_STATED EXERCISE A_:
Name each user who posted in the forum thread, listing every username once.
_STATED EXERCISE B_:
Repeat word for word the part of the forum thread that opens with the words containing "## ADSRsounds (May 15, 2018)" and closes with "around the forums!".
═════ PAGE EXCERPT
# Hello from the UK



## ADSRsounds (May 15, 2018)

Hi everyone,

I'm Stuart, I work in promotions at ADSR and also run my own sound design label, Glitchedtones. Glad to be a part of the community here at VI 

See you around the forums!

Stuart


----------



## Shad0wLandsUK (May 16, 2018)

Nice to meet you Stuart

Hi from London, South East... bordering on Surrey


----------



## Puzzlefactory (May 16, 2018)

ADSRsounds said:


> Hi everyone,
> 
> I'm Stuart, I work in promotions at ADSR and also run my own sound design label, Glitchedtones. Glad to be a part of the community here at VI
> 
> ...



Any plans for adsr to do “cinematic” style sound design tutorials?


----------



## ADSRsounds (May 18, 2018)

Puzzlefactory said:


> Any plans for adsr to do “cinematic” style sound design tutorials?



Hi  There are no plans at present but I'll keep you posted if this changes


----------



## Dominic Stein (Jun 6, 2018)

Hi Stuart, love your courses and videos on Youtube. Welcome to VI-Control.


----------



## Daniel James (Jun 6, 2018)

Oi Oi!

-DJ


----------



## rudi (Jun 10, 2018)

Hi and a big hello from Kent!

Rudi


----------
══════════
═════ DATA SUPPLIED
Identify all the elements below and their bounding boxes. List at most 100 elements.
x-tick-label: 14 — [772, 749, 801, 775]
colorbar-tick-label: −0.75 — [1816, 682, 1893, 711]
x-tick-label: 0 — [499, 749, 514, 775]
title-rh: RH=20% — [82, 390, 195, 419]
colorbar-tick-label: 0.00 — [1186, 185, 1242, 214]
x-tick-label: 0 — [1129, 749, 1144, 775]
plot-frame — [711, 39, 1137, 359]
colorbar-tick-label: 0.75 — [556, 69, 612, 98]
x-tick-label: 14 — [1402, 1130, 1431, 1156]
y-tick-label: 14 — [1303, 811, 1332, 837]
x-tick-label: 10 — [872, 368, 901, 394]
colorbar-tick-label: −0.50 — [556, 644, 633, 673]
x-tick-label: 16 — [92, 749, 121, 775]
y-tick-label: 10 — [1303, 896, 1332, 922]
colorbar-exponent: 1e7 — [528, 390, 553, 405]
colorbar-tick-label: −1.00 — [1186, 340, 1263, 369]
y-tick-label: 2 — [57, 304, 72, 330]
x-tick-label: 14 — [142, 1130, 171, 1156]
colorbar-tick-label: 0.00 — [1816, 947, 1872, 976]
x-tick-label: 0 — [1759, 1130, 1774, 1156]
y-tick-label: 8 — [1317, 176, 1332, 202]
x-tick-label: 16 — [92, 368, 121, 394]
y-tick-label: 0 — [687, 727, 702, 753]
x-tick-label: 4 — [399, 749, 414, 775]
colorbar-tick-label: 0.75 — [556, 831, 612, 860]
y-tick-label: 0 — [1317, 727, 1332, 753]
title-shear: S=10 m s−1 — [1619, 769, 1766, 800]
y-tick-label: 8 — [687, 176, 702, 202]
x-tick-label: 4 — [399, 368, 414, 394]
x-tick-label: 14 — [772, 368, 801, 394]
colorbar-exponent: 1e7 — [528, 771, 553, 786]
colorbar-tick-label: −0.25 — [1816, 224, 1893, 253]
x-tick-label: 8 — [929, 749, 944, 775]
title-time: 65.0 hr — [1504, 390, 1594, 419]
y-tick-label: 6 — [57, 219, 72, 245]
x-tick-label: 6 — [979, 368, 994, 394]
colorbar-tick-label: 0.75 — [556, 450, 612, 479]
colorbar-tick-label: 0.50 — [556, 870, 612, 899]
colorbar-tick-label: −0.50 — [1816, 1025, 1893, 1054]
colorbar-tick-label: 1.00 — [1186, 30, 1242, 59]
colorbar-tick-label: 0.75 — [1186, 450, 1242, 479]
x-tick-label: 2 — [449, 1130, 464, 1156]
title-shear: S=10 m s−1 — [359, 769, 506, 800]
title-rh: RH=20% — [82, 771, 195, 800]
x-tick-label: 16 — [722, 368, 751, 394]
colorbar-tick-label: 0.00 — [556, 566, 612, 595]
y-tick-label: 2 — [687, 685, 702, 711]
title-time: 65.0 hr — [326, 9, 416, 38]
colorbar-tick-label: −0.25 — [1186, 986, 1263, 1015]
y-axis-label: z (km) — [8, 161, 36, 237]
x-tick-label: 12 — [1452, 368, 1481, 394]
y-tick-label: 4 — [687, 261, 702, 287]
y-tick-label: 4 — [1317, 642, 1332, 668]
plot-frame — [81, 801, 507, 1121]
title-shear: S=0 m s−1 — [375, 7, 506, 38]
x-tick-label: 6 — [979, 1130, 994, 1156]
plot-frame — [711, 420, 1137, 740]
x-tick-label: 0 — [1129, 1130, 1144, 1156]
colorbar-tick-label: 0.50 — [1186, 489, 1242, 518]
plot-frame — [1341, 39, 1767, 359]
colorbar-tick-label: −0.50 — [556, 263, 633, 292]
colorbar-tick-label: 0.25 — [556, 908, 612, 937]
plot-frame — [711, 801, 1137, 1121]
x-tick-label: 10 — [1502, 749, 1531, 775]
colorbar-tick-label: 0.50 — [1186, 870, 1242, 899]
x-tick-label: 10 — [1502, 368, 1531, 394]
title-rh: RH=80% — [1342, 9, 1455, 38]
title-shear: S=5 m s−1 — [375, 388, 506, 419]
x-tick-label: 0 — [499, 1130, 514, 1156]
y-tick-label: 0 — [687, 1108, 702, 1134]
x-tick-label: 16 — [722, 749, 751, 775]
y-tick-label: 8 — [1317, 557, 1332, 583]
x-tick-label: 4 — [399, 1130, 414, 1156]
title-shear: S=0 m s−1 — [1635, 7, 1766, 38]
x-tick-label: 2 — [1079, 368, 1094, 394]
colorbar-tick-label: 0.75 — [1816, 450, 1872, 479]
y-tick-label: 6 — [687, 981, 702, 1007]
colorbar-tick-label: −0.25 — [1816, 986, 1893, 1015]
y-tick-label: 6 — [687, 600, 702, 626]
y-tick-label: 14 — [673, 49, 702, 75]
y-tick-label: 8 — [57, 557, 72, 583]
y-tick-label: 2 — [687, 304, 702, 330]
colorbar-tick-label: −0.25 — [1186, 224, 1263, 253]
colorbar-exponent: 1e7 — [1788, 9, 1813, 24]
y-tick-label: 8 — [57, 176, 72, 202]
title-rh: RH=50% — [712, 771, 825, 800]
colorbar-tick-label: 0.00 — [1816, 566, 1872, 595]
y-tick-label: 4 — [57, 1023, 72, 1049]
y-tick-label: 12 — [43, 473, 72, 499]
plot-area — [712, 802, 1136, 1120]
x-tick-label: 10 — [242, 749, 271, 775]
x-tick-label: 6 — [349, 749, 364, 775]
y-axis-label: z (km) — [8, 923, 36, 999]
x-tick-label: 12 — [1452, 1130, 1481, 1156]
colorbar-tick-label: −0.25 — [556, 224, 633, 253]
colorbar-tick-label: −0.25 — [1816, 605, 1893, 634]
══════════
_COMPLETE ANSWER A_:
ADSRsounds, Shad0wLandsUK, Puzzlefactory, Dominic Stein, Daniel James, rudi

_COMPLETE ANSWER B_:
## ADSRsounds (May 15, 2018)

Hi everyone,

I'm Stuart, I work in promotions at ADSR and also run my own sound design label, Glitchedtones. Glad to be a part of the community here at VI 

See you around the forums!